══ Records shown

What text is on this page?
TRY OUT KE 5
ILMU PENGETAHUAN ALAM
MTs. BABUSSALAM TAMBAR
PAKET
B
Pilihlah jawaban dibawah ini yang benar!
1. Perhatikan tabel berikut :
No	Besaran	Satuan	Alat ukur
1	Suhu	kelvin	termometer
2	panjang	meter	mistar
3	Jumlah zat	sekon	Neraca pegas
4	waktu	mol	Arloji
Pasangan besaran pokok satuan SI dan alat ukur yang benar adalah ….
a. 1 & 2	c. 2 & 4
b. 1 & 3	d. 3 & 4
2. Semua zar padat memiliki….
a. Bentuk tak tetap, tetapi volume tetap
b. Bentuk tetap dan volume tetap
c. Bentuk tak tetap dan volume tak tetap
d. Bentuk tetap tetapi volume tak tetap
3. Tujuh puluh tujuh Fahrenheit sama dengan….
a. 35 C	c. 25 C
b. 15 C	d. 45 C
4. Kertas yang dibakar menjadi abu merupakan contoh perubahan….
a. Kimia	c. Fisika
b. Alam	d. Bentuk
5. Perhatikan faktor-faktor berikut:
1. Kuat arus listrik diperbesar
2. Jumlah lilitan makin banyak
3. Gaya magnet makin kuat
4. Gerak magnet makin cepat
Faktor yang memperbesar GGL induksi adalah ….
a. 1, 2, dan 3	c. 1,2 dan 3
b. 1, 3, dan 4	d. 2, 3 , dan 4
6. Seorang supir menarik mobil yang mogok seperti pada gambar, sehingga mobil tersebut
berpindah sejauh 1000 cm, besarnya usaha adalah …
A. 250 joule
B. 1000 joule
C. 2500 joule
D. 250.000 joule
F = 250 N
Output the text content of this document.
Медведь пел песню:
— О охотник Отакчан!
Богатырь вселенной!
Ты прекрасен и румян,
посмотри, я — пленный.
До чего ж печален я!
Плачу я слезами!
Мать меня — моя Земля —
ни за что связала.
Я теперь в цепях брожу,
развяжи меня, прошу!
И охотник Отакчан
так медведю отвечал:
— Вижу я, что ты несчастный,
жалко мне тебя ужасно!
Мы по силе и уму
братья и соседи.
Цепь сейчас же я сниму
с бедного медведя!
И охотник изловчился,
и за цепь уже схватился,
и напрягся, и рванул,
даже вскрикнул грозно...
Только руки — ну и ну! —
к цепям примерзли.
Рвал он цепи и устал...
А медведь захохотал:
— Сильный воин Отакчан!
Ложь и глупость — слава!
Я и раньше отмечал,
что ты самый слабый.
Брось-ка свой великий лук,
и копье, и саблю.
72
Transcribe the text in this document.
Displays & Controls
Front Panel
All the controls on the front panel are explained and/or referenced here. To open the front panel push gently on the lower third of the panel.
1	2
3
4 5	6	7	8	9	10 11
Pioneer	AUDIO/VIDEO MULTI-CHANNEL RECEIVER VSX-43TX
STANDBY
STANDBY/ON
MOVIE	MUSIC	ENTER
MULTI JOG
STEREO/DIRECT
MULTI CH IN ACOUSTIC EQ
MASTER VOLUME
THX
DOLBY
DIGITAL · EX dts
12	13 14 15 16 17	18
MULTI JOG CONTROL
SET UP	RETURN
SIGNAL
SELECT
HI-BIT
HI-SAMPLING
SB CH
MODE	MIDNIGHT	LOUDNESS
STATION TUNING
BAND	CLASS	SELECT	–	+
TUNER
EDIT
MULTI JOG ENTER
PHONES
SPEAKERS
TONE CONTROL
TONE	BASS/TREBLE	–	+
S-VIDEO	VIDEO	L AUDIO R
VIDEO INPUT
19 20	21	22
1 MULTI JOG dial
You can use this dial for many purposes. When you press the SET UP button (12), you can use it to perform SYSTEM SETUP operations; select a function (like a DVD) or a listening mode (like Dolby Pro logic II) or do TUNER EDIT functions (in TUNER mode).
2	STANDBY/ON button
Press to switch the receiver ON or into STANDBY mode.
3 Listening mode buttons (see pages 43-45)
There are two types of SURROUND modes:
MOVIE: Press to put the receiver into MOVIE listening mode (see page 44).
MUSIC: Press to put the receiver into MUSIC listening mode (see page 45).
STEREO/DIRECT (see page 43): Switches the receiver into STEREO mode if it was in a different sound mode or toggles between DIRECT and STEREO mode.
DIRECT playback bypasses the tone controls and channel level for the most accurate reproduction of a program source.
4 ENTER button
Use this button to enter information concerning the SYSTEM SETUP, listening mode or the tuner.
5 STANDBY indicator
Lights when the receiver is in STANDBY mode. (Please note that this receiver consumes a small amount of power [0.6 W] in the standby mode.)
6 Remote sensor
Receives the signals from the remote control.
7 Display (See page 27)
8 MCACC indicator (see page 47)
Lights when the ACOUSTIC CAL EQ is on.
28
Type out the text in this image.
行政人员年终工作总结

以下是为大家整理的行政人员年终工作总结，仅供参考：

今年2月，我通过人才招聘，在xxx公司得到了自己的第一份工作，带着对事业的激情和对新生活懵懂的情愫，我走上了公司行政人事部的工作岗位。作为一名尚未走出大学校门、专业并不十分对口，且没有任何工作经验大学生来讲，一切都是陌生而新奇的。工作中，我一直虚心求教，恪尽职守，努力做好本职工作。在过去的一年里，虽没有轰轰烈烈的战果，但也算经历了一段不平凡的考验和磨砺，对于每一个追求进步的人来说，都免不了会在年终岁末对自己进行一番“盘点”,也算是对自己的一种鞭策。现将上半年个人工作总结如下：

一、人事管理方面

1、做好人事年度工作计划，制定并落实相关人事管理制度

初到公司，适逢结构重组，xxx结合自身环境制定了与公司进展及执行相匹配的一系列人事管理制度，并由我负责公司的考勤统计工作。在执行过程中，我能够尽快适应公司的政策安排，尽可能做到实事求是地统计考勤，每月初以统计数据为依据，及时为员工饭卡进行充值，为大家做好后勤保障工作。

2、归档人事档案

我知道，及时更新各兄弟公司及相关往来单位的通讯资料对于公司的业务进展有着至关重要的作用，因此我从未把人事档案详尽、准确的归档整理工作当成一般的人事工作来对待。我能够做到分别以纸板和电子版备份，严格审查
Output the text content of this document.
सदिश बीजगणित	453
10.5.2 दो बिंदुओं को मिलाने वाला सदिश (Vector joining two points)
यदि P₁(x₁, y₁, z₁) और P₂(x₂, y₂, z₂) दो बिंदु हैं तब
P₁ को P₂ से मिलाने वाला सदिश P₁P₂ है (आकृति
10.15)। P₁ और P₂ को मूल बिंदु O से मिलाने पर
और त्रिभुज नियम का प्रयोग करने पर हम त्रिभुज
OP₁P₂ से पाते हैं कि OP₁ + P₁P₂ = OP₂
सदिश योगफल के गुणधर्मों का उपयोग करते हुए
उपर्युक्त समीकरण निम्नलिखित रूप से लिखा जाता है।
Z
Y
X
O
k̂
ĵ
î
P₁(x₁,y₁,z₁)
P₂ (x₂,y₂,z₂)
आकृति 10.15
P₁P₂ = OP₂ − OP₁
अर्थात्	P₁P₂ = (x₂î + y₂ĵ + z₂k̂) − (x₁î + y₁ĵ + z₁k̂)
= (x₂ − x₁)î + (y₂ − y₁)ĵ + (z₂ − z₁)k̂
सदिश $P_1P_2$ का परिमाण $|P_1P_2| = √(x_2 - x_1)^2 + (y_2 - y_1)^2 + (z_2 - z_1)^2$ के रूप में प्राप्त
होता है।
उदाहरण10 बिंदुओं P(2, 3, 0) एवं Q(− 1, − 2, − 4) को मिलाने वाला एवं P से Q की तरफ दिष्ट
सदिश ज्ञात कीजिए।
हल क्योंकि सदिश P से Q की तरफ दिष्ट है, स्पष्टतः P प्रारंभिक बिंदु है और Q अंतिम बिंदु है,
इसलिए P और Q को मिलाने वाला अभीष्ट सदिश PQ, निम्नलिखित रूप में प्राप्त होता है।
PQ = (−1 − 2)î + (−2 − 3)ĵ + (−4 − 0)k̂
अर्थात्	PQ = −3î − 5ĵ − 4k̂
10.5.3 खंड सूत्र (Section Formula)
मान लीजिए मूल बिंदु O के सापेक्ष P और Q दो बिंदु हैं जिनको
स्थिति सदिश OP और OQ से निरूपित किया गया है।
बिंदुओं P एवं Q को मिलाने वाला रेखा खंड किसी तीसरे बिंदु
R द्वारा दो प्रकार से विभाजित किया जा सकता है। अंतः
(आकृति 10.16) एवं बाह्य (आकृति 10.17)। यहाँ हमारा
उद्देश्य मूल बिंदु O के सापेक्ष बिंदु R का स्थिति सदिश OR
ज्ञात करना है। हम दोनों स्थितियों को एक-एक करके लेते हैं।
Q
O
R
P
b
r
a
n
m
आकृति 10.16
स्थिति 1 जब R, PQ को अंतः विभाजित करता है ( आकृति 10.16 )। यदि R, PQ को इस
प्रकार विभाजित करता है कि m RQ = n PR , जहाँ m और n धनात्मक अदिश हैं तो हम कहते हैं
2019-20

════

List every line above that contains the word "MOVIE".

MOVIE	MUSIC	ENTER
MOVIE: Press to put the receiver into MOVIE listening mode (see page 44).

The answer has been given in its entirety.